● **Task**:
Reply with one number only, the count of lines holding the string "ЖИЛЬЯ".

● **Data lines**:
- - -

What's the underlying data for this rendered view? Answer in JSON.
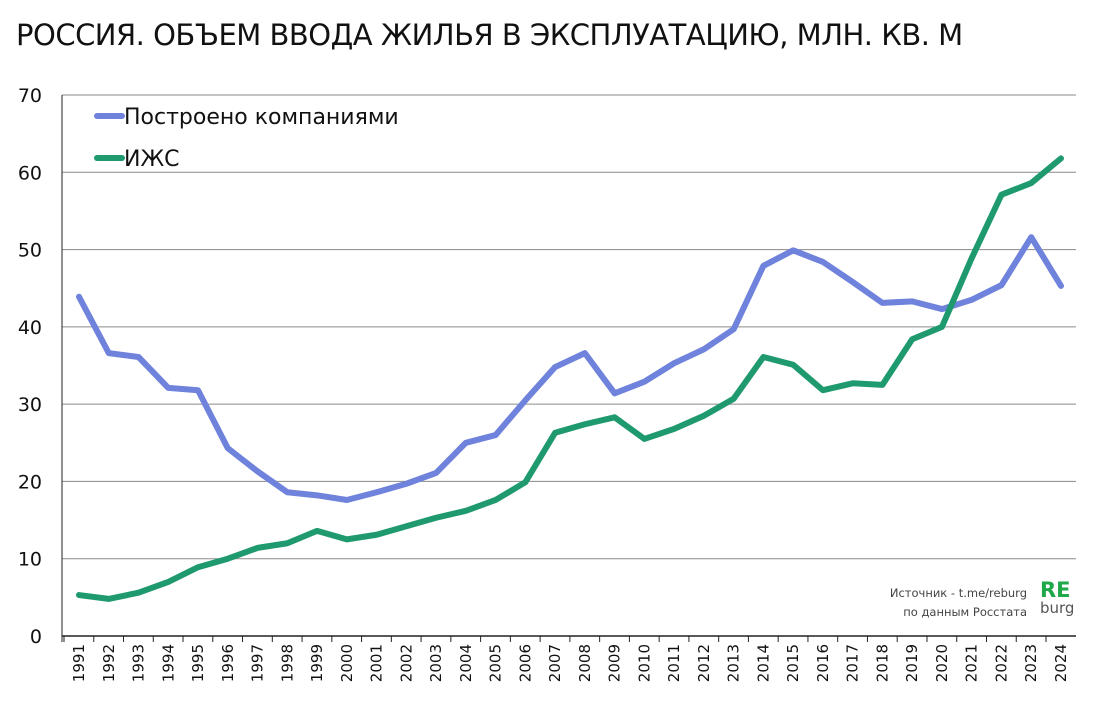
{
  "title": "РОССИЯ. ОБЪЕМ ВВОДА  ЖИЛЬЯ В ЭКСПЛУАТАЦИЮ, МЛН. КВ. М",
  "source": {
    "line1": "Источник - t.me/reburg",
    "line2": "по данным Росстата"
  },
  "logo": {
    "top": "RE",
    "bottom": "burg"
  },
  "chart_data": {
    "type": "line",
    "title": "РОССИЯ. ОБЪЕМ ВВОДА  ЖИЛЬЯ В ЭКСПЛУАТАЦИЮ, МЛН. КВ. М",
    "xlabel": "",
    "ylabel": "",
    "ylim": [
      0,
      70
    ],
    "yticks": [
      0,
      10,
      20,
      30,
      40,
      50,
      60,
      70
    ],
    "grid": true,
    "legend": "top-left",
    "x": [
      1991,
      1992,
      1993,
      1994,
      1995,
      1996,
      1997,
      1998,
      1999,
      2000,
      2001,
      2002,
      2003,
      2004,
      2005,
      2006,
      2007,
      2008,
      2009,
      2010,
      2011,
      2012,
      2013,
      2014,
      2015,
      2016,
      2017,
      2018,
      2019,
      2020,
      2021,
      2022,
      2023,
      2024
    ],
    "series": [
      {
        "name": "Построено компаниями",
        "color": "#6f82dc",
        "values": [
          43.9,
          36.6,
          36.1,
          32.1,
          31.8,
          24.3,
          21.3,
          18.6,
          18.2,
          17.6,
          18.6,
          19.7,
          21.1,
          25.0,
          26.0,
          30.5,
          34.8,
          36.6,
          31.4,
          32.9,
          35.3,
          37.1,
          39.7,
          47.9,
          49.9,
          48.4,
          45.8,
          43.1,
          43.3,
          42.3,
          43.5,
          45.4,
          51.6,
          45.3
        ]
      },
      {
        "name": "ИЖС",
        "color": "#1f9a6e",
        "values": [
          5.3,
          4.8,
          5.6,
          7.0,
          8.9,
          10.0,
          11.4,
          12.0,
          13.6,
          12.5,
          13.1,
          14.2,
          15.3,
          16.2,
          17.6,
          19.9,
          26.3,
          27.4,
          28.3,
          25.5,
          26.8,
          28.5,
          30.7,
          36.1,
          35.1,
          31.8,
          32.7,
          32.5,
          38.4,
          40.0,
          48.9,
          57.1,
          58.6,
          61.8
        ]
      }
    ]
  }
}
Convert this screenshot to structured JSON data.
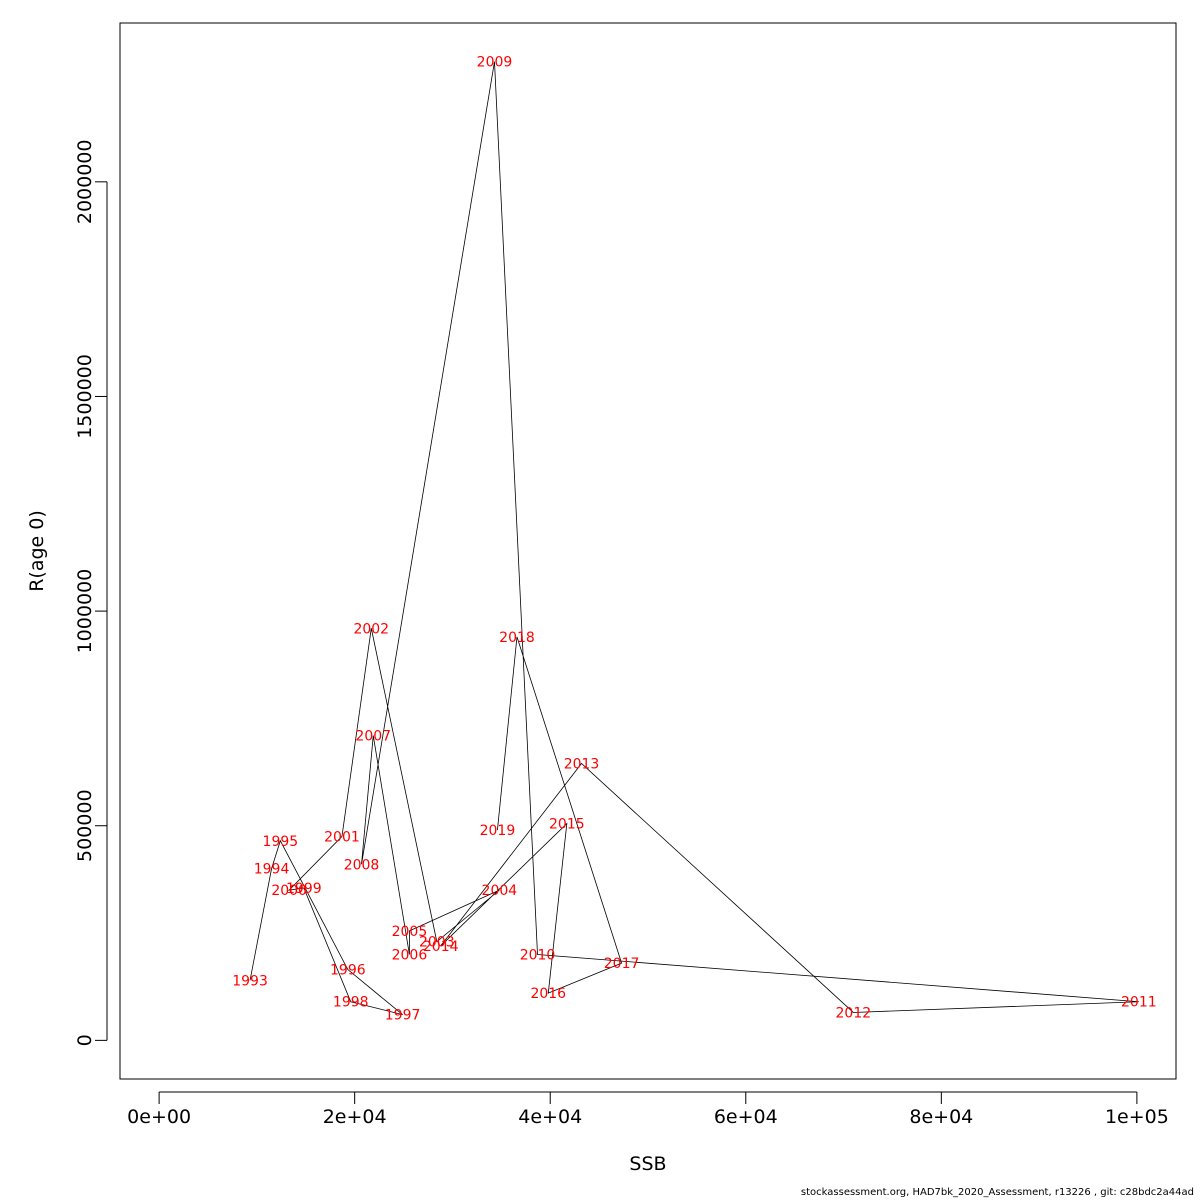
{
  "chart_data": {
    "type": "line",
    "title": "",
    "xlabel": "SSB",
    "ylabel": "R(age 0)",
    "xlim": [
      -4000,
      104000
    ],
    "ylim": [
      -90000,
      2370000
    ],
    "xticks": [
      0,
      20000,
      40000,
      60000,
      80000,
      100000
    ],
    "xtick_labels": [
      "0e+00",
      "2e+04",
      "4e+04",
      "6e+04",
      "8e+04",
      "1e+05"
    ],
    "yticks": [
      0,
      500000,
      1000000,
      1500000,
      2000000
    ],
    "ytick_labels": [
      "0",
      "500000",
      "1000000",
      "1500000",
      "2000000"
    ],
    "grid": false,
    "point_label_color": "#ff0000",
    "line_color": "#000000",
    "series": [
      {
        "points": [
          {
            "label": "1993",
            "x": 9300,
            "y": 140000
          },
          {
            "label": "1994",
            "x": 11500,
            "y": 400000
          },
          {
            "label": "1995",
            "x": 12400,
            "y": 465000
          },
          {
            "label": "1996",
            "x": 19300,
            "y": 165000
          },
          {
            "label": "1997",
            "x": 24900,
            "y": 60000
          },
          {
            "label": "1998",
            "x": 19600,
            "y": 90000
          },
          {
            "label": "1999",
            "x": 14800,
            "y": 355000
          },
          {
            "label": "2000",
            "x": 13300,
            "y": 350000
          },
          {
            "label": "2001",
            "x": 18700,
            "y": 475000
          },
          {
            "label": "2002",
            "x": 21700,
            "y": 960000
          },
          {
            "label": "2003",
            "x": 28400,
            "y": 230000
          },
          {
            "label": "2004",
            "x": 34800,
            "y": 350000
          },
          {
            "label": "2005",
            "x": 25600,
            "y": 255000
          },
          {
            "label": "2006",
            "x": 25600,
            "y": 200000
          },
          {
            "label": "2007",
            "x": 21900,
            "y": 710000
          },
          {
            "label": "2008",
            "x": 20700,
            "y": 410000
          },
          {
            "label": "2009",
            "x": 34300,
            "y": 2280000
          },
          {
            "label": "2010",
            "x": 38700,
            "y": 200000
          },
          {
            "label": "2011",
            "x": 100200,
            "y": 90000
          },
          {
            "label": "2012",
            "x": 71000,
            "y": 65000
          },
          {
            "label": "2013",
            "x": 43200,
            "y": 645000
          },
          {
            "label": "2014",
            "x": 28800,
            "y": 220000
          },
          {
            "label": "2015",
            "x": 41700,
            "y": 505000
          },
          {
            "label": "2016",
            "x": 39800,
            "y": 110000
          },
          {
            "label": "2017",
            "x": 47300,
            "y": 180000
          },
          {
            "label": "2018",
            "x": 36600,
            "y": 940000
          },
          {
            "label": "2019",
            "x": 34600,
            "y": 490000
          }
        ]
      }
    ]
  },
  "footer": "stockassessment.org, HAD7bk_2020_Assessment, r13226 , git: c28bdc2a44ad"
}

- - -

● **Result for this exercise**:
2